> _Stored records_
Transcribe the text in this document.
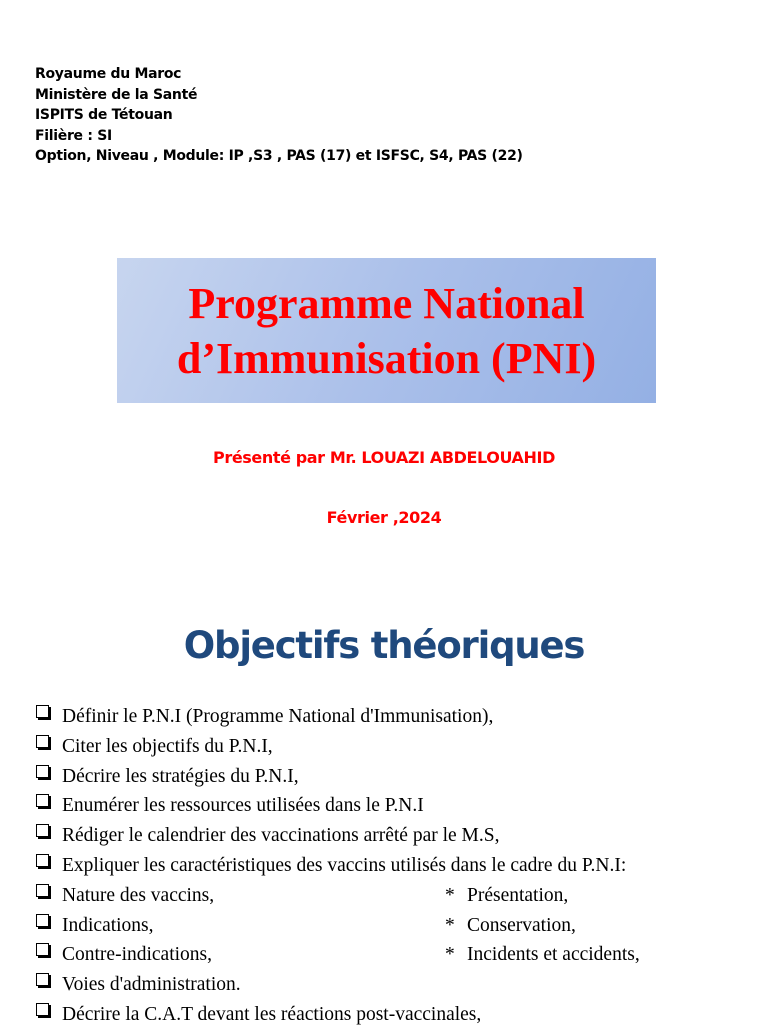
Royaume du Maroc
Ministère de la Santé
ISPITS de Tétouan
Filière : SI
Option, Niveau , Module: IP ,S3 , PAS (17) et ISFSC, S4, PAS (22)
Programme National
d’Immunisation (PNI)
Présenté par Mr. LOUAZI ABDELOUAHID
Février ,2024
Objectifs théoriques
Définir le P.N.I (Programme National d'Immunisation),
Citer les objectifs du P.N.I,
Décrire les stratégies du P.N.I,
Enumérer les ressources utilisées dans le P.N.I
Rédiger le calendrier des vaccinations arrêté par le M.S,
Expliquer les caractéristiques des vaccins utilisés dans le cadre du P.N.I:
Nature des vaccins,	* Présentation,
Indications,	* Conservation,
Contre-indications,	* Incidents et accidents,
Voies d'administration.
Décrire la C.A.T devant les réactions post-vaccinales,
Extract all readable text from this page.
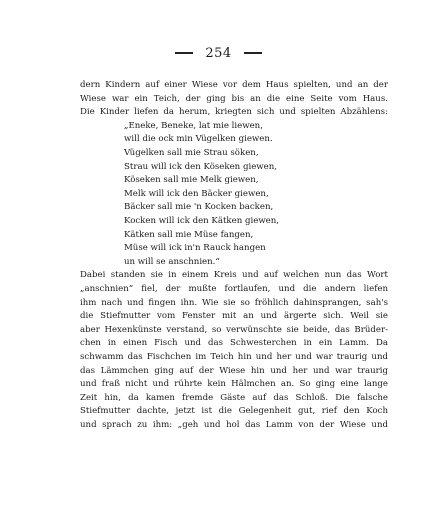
254
dern Kindern auf einer Wiese vor dem Haus spielten, und an der
Wiese war ein Teich, der ging bis an die eine Seite vom Haus.
Die Kinder liefen da herum, kriegten sich und spielten Abzählens:
„Eneke, Beneke, lat mie liewen,
will die ock min Vügelken giewen.
Vügelken sall mie Strau söken,
Strau will ick den Köseken giewen,
Köseken sall mie Melk giewen,
Melk will ick den Bäcker giewen,
Bäcker sall mie 'n Kocken backen,
Kocken will ick den Kätken giewen,
Kätken sall mie Müse fangen,
Müse will ick in'n Rauck hangen
un will se anschnien.“
Dabei standen sie in einem Kreis und auf welchen nun das Wort
„anschnien“ fiel, der mußte fortlaufen, und die andern liefen
ihm nach und fingen ihn. Wie sie so fröhlich dahinsprangen, sah's
die Stiefmutter vom Fenster mit an und ärgerte sich. Weil sie
aber Hexenkünste verstand, so verwünschte sie beide, das Brüder-
chen in einen Fisch und das Schwesterchen in ein Lamm. Da
schwamm das Fischchen im Teich hin und her und war traurig und
das Lämmchen ging auf der Wiese hin und her und war traurig
und fraß nicht und rührte kein Hälmchen an. So ging eine lange
Zeit hin, da kamen fremde Gäste auf das Schloß. Die falsche
Stiefmutter dachte, jetzt ist die Gelegenheit gut, rief den Koch
und sprach zu ihm: „geh und hol das Lamm von der Wiese und
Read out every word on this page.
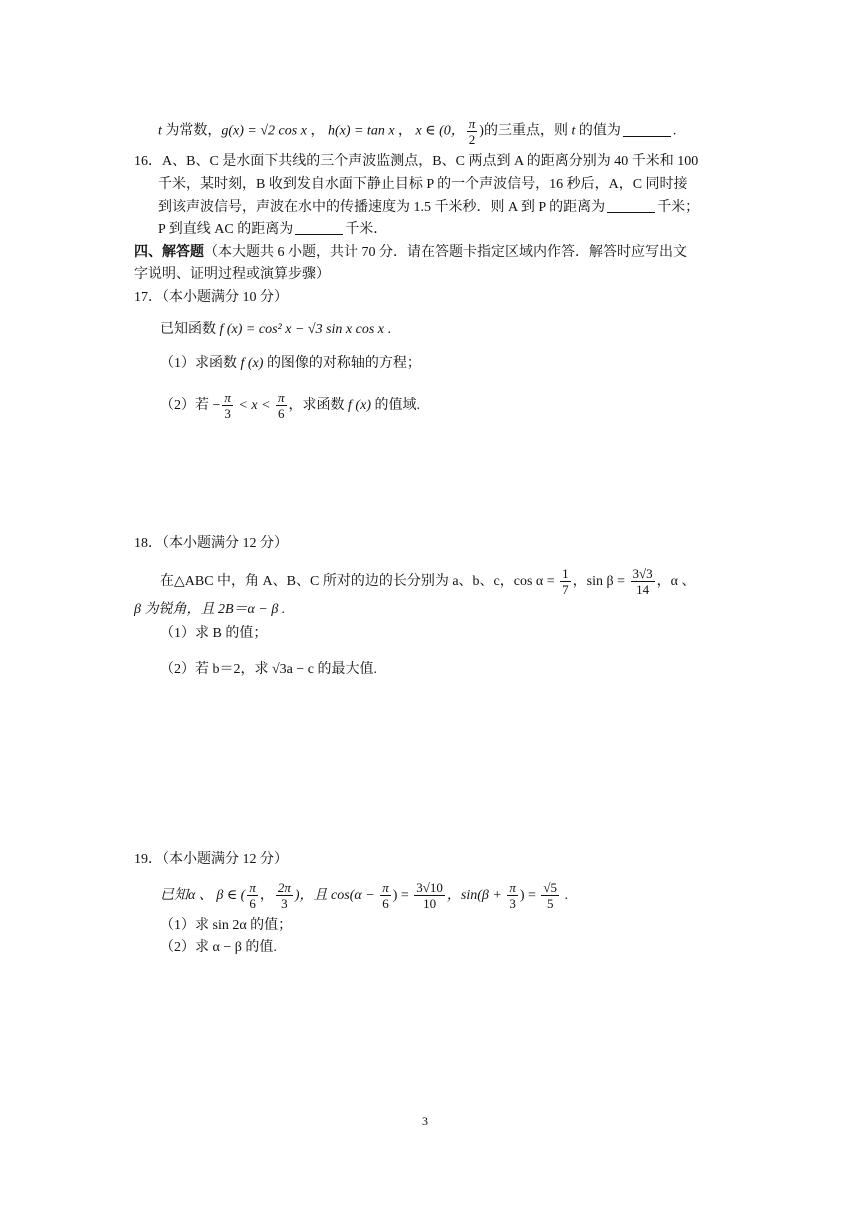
t 为常数，g(x) = √2 cos x ， h(x) = tan x ， x ∈ (0， $\frac{\pi}{2}$ )的三重点，则 t 的值为	.
16．A、B、C 是水面下共线的三个声波监测点，B、C 两点到 A 的距离分别为 40 千米和 100
千米，某时刻，B 收到发自水面下静止目标 P 的一个声波信号，16 秒后，A，C 同时接
到该声波信号，声波在水中的传播速度为 1.5 千米秒．则 A 到 P 的距离为	千米；
P 到直线 AC 的距离为	千米．
四、解答题（本大题共 6 小题，共计 70 分．请在答题卡指定区域内作答．解答时应写出文
字说明、证明过程或演算步骤）
17．（本小题满分 10 分）
已知函数 f (x) = cos² x − √3 sin x cos x .
（1）求函数 f (x) 的图像的对称轴的方程；
（2）若 − $\frac{\pi}{3} < x < \frac{\pi}{6}$ ，求函数 f (x) 的值域.
18．（本小题满分 12 分）
在△ABC 中，角 A、B、C 所对的边的长分别为 a、b、c，$\cos \alpha = \frac{1}{7}$ ，$\sin \beta = \frac{3√3}{14}$ ，α 、
β 为锐角，且 2B＝α − β .
（1）求 B 的值；
（2）若 b＝2，求 √3a − c 的最大值.
19．（本小题满分 12 分）
已知α 、 β ∈ ( $\frac{\pi}{6}$ ， $\frac{2\pi}{3}$ )，且 $\cos(\alpha - \frac{\pi}{6}$ ) = $\frac{3√10}{10}$ ，$\sin(\beta + \frac{\pi}{3}$ ) = $\frac{√5}{5}$ .
（1）求 sin 2α 的值；
（2）求 α − β 的值.
3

> _Written request_
Each record above is to be restated exactly, with its pictures removed from the copy.

> _Solved exercise_
Transcribe the text in this document.
Royaume du Maroc
Ministère de la Santé
ISPITS de Tétouan
Filière : SI
Option, Niveau , Module: IP ,S3 , PAS (17) et ISFSC, S4, PAS (22)
Programme National
d’Immunisation (PNI)
Présenté par Mr. LOUAZI ABDELOUAHID
Février ,2024
Objectifs théoriques
Définir le P.N.I (Programme National d'Immunisation),
Citer les objectifs du P.N.I,
Décrire les stratégies du P.N.I,
Enumérer les ressources utilisées dans le P.N.I
Rédiger le calendrier des vaccinations arrêté par le M.S,
Expliquer les caractéristiques des vaccins utilisés dans le cadre du P.N.I:
Nature des vaccins,	* Présentation,
Indications,	* Conservation,
Contre-indications,	* Incidents et accidents,
Voies d'administration.
Décrire la C.A.T devant les réactions post-vaccinales,
Extract all readable text from this page.
254
dern Kindern auf einer Wiese vor dem Haus spielten, und an der
Wiese war ein Teich, der ging bis an die eine Seite vom Haus.
Die Kinder liefen da herum, kriegten sich und spielten Abzählens:
„Eneke, Beneke, lat mie liewen,
will die ock min Vügelken giewen.
Vügelken sall mie Strau söken,
Strau will ick den Köseken giewen,
Köseken sall mie Melk giewen,
Melk will ick den Bäcker giewen,
Bäcker sall mie 'n Kocken backen,
Kocken will ick den Kätken giewen,
Kätken sall mie Müse fangen,
Müse will ick in'n Rauck hangen
un will se anschnien.“
Dabei standen sie in einem Kreis und auf welchen nun das Wort
„anschnien“ fiel, der mußte fortlaufen, und die andern liefen
ihm nach und fingen ihn. Wie sie so fröhlich dahinsprangen, sah's
die Stiefmutter vom Fenster mit an und ärgerte sich. Weil sie
aber Hexenkünste verstand, so verwünschte sie beide, das Brüder-
chen in einen Fisch und das Schwesterchen in ein Lamm. Da
schwamm das Fischchen im Teich hin und her und war traurig und
das Lämmchen ging auf der Wiese hin und her und war traurig
und fraß nicht und rührte kein Hälmchen an. So ging eine lange
Zeit hin, da kamen fremde Gäste auf das Schloß. Die falsche
Stiefmutter dachte, jetzt ist die Gelegenheit gut, rief den Koch
und sprach zu ihm: „geh und hol das Lamm von der Wiese und
Read out every word on this page.
t 为常数，g(x) = √2 cos x ， h(x) = tan x ， x ∈ (0， $\frac{\pi}{2}$ )的三重点，则 t 的值为	.
16．A、B、C 是水面下共线的三个声波监测点，B、C 两点到 A 的距离分别为 40 千米和 100
千米，某时刻，B 收到发自水面下静止目标 P 的一个声波信号，16 秒后，A，C 同时接
到该声波信号，声波在水中的传播速度为 1.5 千米秒．则 A 到 P 的距离为	千米；
P 到直线 AC 的距离为	千米．
四、解答题（本大题共 6 小题，共计 70 分．请在答题卡指定区域内作答．解答时应写出文
字说明、证明过程或演算步骤）
17．（本小题满分 10 分）
已知函数 f (x) = cos² x − √3 sin x cos x .
（1）求函数 f (x) 的图像的对称轴的方程；
（2）若 − $\frac{\pi}{3} < x < \frac{\pi}{6}$ ，求函数 f (x) 的值域.
18．（本小题满分 12 分）
在△ABC 中，角 A、B、C 所对的边的长分别为 a、b、c，$\cos \alpha = \frac{1}{7}$ ，$\sin \beta = \frac{3√3}{14}$ ，α 、
β 为锐角，且 2B＝α − β .
（1）求 B 的值；
（2）若 b＝2，求 √3a − c 的最大值.
19．（本小题满分 12 分）
已知α 、 β ∈ ( $\frac{\pi}{6}$ ， $\frac{2\pi}{3}$ )，且 $\cos(\alpha - \frac{\pi}{6}$ ) = $\frac{3√10}{10}$ ，$\sin(\beta + \frac{\pi}{3}$ ) = $\frac{√5}{5}$ .
（1）求 sin 2α 的值；
（2）求 α − β 的值.
3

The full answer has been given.